(Recorded data)
## BEGIN
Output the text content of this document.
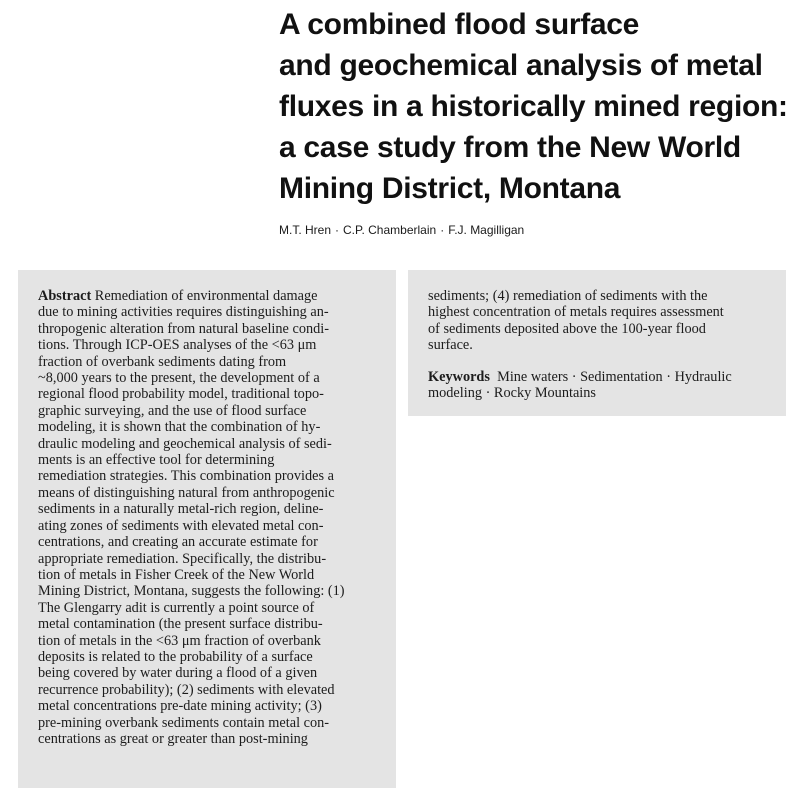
A combined flood surface
and geochemical analysis of metal
fluxes in a historically mined region:
a case study from the New World
Mining District, Montana
M.T. Hren · C.P. Chamberlain · F.J. Magilligan
Abstract Remediation of environmental damage
due to mining activities requires distinguishing an-
thropogenic alteration from natural baseline condi-
tions. Through ICP-OES analyses of the <63 μm
fraction of overbank sediments dating from
~8,000 years to the present, the development of a
regional flood probability model, traditional topo-
graphic surveying, and the use of flood surface
modeling, it is shown that the combination of hy-
draulic modeling and geochemical analysis of sedi-
ments is an effective tool for determining
remediation strategies. This combination provides a
means of distinguishing natural from anthropogenic
sediments in a naturally metal-rich region, deline-
ating zones of sediments with elevated metal con-
centrations, and creating an accurate estimate for
appropriate remediation. Specifically, the distribu-
tion of metals in Fisher Creek of the New World
Mining District, Montana, suggests the following: (1)
The Glengarry adit is currently a point source of
metal contamination (the present surface distribu-
tion of metals in the <63 μm fraction of overbank
deposits is related to the probability of a surface
being covered by water during a flood of a given
recurrence probability); (2) sediments with elevated
metal concentrations pre-date mining activity; (3)
pre-mining overbank sediments contain metal con-
centrations as great or greater than post-mining
sediments; (4) remediation of sediments with the
highest concentration of metals requires assessment
of sediments deposited above the 100-year flood
surface.
Keywords  Mine waters · Sedimentation · Hydraulic
modeling · Rocky Mountains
## END
**Task brief**. Count how many lines of the listing above include "metals" and report that number alone.

**Solution for this exercise**. 3